==== Data for this exercise ====

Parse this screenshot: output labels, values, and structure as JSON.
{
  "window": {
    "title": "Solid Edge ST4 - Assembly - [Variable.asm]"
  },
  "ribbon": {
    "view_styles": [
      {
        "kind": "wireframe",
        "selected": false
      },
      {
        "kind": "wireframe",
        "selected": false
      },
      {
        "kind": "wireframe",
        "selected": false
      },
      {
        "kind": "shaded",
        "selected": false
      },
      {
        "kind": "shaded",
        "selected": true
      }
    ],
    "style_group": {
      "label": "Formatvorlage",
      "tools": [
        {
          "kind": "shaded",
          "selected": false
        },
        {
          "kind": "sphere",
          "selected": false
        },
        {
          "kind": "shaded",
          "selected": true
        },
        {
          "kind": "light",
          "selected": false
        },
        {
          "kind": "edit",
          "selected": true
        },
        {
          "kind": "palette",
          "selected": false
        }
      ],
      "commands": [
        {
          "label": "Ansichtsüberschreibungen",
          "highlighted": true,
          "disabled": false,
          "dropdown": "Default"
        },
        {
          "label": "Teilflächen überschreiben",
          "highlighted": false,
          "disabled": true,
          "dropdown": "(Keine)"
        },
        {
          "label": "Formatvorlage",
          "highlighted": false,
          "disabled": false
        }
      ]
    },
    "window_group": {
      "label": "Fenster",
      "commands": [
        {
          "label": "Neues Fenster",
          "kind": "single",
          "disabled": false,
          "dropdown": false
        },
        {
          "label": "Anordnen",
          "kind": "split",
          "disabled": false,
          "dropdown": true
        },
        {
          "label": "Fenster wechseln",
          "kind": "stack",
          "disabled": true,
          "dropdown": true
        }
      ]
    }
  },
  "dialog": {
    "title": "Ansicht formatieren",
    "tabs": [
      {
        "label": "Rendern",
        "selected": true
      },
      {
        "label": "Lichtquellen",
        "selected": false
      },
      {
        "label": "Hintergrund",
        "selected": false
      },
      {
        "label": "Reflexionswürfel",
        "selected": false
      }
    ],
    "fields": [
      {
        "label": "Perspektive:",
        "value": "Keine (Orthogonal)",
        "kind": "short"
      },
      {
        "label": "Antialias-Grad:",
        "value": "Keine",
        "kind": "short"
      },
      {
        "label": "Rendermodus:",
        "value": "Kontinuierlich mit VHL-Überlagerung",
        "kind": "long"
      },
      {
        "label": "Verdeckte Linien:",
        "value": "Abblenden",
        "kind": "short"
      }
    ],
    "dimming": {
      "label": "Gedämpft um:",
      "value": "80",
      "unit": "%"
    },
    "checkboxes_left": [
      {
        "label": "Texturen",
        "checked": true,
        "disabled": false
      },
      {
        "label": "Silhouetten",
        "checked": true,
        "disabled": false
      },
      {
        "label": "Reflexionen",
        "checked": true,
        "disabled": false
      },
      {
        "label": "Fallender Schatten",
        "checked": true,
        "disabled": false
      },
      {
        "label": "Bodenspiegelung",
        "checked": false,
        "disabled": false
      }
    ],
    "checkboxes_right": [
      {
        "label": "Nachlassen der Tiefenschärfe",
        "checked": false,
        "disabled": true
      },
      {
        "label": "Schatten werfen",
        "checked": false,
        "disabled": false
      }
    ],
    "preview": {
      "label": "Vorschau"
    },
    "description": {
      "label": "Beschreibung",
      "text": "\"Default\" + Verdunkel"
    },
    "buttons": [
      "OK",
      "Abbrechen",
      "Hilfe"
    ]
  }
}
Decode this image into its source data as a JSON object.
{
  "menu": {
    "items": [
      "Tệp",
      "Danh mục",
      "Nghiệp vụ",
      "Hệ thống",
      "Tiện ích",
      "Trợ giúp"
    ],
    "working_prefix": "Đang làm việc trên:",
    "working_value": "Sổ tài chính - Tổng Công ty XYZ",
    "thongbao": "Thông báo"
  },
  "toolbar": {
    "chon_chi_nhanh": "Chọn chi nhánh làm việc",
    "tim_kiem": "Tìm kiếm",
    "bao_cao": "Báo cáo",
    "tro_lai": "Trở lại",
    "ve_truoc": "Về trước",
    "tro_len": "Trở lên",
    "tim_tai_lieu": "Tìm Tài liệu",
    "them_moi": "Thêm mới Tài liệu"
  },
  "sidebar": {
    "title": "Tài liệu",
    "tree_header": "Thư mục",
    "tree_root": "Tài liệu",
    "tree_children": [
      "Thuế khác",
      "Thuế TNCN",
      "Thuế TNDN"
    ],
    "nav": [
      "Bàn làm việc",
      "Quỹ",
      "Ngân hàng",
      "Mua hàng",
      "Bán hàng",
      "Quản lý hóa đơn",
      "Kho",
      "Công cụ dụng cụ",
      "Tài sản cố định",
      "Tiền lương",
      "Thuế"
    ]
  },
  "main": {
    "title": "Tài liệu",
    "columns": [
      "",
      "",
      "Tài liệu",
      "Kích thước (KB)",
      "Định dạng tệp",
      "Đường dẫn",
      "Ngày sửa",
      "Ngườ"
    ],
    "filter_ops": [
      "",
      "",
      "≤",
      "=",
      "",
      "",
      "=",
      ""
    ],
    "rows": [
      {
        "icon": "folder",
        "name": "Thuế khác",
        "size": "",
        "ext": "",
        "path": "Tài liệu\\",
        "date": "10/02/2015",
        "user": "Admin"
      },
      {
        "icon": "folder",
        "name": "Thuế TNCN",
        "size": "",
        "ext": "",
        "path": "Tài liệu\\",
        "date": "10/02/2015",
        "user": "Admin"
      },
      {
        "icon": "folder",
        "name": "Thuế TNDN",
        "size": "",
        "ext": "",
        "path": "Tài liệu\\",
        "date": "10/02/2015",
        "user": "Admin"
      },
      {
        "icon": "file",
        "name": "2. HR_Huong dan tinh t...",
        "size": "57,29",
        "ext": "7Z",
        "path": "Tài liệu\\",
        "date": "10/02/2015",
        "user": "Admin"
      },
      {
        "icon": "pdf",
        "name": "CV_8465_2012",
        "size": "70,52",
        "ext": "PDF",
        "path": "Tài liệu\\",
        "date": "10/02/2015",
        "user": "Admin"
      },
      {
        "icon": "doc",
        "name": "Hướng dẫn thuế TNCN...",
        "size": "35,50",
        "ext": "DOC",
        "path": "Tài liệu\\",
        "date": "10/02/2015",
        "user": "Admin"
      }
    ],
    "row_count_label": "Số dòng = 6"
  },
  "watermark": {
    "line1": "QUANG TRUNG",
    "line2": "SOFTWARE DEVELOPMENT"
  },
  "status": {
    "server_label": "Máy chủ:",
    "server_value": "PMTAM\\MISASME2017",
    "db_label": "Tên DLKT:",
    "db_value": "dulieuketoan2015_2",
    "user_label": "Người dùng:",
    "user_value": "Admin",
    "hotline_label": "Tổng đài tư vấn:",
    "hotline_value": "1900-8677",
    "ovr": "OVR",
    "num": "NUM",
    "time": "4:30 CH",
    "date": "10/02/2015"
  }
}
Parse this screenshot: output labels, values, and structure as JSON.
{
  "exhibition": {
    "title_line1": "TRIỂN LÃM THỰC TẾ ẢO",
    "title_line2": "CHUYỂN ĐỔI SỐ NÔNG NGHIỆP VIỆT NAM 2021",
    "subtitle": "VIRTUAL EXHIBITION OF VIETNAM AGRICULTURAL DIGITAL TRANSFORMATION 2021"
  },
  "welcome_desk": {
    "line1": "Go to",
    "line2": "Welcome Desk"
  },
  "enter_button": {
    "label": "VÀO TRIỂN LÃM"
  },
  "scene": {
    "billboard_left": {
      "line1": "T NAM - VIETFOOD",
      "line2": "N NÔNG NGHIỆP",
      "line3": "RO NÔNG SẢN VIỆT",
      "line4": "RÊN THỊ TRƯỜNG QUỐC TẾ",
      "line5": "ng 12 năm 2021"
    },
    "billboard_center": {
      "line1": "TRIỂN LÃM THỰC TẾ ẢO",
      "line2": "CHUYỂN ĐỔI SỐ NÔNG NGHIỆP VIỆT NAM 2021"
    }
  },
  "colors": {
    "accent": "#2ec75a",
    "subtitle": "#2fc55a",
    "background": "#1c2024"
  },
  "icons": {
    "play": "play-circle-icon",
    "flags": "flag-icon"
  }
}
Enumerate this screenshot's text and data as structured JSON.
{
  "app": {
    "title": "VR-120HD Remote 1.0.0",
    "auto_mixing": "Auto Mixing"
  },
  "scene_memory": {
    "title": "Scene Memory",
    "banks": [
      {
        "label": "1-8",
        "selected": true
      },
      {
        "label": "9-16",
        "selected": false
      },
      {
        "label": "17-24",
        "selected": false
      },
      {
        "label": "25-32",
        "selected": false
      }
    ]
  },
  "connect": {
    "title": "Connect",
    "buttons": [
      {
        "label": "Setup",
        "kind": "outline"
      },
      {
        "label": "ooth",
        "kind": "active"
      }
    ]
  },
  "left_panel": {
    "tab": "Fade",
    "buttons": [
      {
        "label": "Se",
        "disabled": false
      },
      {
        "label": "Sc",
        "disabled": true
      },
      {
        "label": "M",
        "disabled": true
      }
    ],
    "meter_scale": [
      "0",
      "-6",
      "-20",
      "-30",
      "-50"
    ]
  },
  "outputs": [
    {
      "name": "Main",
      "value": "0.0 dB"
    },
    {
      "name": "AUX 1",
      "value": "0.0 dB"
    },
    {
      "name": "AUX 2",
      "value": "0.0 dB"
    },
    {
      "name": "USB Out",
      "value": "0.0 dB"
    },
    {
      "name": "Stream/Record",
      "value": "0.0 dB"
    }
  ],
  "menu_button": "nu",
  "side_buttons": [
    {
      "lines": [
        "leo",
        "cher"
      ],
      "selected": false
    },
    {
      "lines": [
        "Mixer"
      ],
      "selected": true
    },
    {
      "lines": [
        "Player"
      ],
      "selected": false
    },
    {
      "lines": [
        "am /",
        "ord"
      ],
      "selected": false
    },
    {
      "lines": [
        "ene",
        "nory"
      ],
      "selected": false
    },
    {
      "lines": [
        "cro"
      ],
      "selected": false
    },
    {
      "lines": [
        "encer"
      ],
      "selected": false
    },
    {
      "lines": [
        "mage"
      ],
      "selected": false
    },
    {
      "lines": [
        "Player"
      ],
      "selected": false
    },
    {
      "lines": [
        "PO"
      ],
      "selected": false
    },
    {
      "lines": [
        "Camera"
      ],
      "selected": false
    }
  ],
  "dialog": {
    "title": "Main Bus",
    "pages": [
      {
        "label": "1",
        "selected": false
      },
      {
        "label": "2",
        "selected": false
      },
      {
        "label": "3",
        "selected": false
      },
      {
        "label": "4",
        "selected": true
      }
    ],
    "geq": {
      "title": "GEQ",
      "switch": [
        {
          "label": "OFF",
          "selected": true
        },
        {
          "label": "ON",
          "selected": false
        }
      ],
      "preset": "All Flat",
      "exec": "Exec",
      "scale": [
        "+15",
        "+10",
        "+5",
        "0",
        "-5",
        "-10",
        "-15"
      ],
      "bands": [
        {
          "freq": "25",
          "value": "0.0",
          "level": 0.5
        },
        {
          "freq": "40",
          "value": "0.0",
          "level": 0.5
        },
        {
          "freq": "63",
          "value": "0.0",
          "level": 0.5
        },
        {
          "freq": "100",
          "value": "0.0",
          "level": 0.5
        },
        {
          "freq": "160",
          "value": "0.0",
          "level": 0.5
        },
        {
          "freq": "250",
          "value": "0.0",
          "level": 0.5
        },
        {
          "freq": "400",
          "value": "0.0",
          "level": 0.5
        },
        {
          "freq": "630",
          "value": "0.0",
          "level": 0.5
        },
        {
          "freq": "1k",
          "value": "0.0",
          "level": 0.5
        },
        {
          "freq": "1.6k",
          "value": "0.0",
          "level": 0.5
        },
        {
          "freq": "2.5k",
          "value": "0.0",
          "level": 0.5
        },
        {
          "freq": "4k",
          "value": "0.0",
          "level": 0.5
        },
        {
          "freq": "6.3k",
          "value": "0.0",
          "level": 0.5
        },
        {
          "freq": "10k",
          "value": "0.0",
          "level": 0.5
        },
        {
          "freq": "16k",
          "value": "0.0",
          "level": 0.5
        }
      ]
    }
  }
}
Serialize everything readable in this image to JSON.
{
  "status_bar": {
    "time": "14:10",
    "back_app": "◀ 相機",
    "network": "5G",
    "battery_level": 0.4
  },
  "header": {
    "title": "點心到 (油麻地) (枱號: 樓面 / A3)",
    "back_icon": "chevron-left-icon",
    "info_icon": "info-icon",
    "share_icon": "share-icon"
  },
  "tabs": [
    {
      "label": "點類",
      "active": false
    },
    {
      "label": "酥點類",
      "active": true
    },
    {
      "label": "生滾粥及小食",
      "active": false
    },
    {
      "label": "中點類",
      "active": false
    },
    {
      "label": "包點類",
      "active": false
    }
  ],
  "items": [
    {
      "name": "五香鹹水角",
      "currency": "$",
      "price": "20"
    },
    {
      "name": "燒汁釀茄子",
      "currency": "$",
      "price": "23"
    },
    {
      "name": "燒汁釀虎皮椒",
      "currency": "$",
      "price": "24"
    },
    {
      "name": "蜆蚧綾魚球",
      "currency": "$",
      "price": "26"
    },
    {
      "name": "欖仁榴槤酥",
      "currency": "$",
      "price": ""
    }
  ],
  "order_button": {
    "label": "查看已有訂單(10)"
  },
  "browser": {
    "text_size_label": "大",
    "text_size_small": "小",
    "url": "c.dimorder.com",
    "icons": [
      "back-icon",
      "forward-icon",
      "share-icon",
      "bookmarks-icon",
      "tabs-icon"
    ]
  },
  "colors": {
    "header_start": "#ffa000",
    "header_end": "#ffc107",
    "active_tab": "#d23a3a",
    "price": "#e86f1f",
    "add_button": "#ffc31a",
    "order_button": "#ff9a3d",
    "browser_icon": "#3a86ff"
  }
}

====

_What you will do_
With the line containing "Serialize everything readable" as the first and the last line of the records as the final one, print exactly the lines in that span.

_Solved problem_
Serialize everything readable in this image to JSON.
{
  "status_bar": {
    "time": "14:10",
    "back_app": "◀ 相機",
    "network": "5G",
    "battery_level": 0.4
  },
  "header": {
    "title": "點心到 (油麻地) (枱號: 樓面 / A3)",
    "back_icon": "chevron-left-icon",
    "info_icon": "info-icon",
    "share_icon": "share-icon"
  },
  "tabs": [
    {
      "label": "點類",
      "active": false
    },
    {
      "label": "酥點類",
      "active": true
    },
    {
      "label": "生滾粥及小食",
      "active": false
    },
    {
      "label": "中點類",
      "active": false
    },
    {
      "label": "包點類",
      "active": false
    }
  ],
  "items": [
    {
      "name": "五香鹹水角",
      "currency": "$",
      "price": "20"
    },
    {
      "name": "燒汁釀茄子",
      "currency": "$",
      "price": "23"
    },
    {
      "name": "燒汁釀虎皮椒",
      "currency": "$",
      "price": "24"
    },
    {
      "name": "蜆蚧綾魚球",
      "currency": "$",
      "price": "26"
    },
    {
      "name": "欖仁榴槤酥",
      "currency": "$",
      "price": ""
    }
  ],
  "order_button": {
    "label": "查看已有訂單(10)"
  },
  "browser": {
    "text_size_label": "大",
    "text_size_small": "小",
    "url": "c.dimorder.com",
    "icons": [
      "back-icon",
      "forward-icon",
      "share-icon",
      "bookmarks-icon",
      "tabs-icon"
    ]
  },
  "colors": {
    "header_start": "#ffa000",
    "header_end": "#ffc107",
    "active_tab": "#d23a3a",
    "price": "#e86f1f",
    "add_button": "#ffc31a",
    "order_button": "#ff9a3d",
    "browser_icon": "#3a86ff"
  }
}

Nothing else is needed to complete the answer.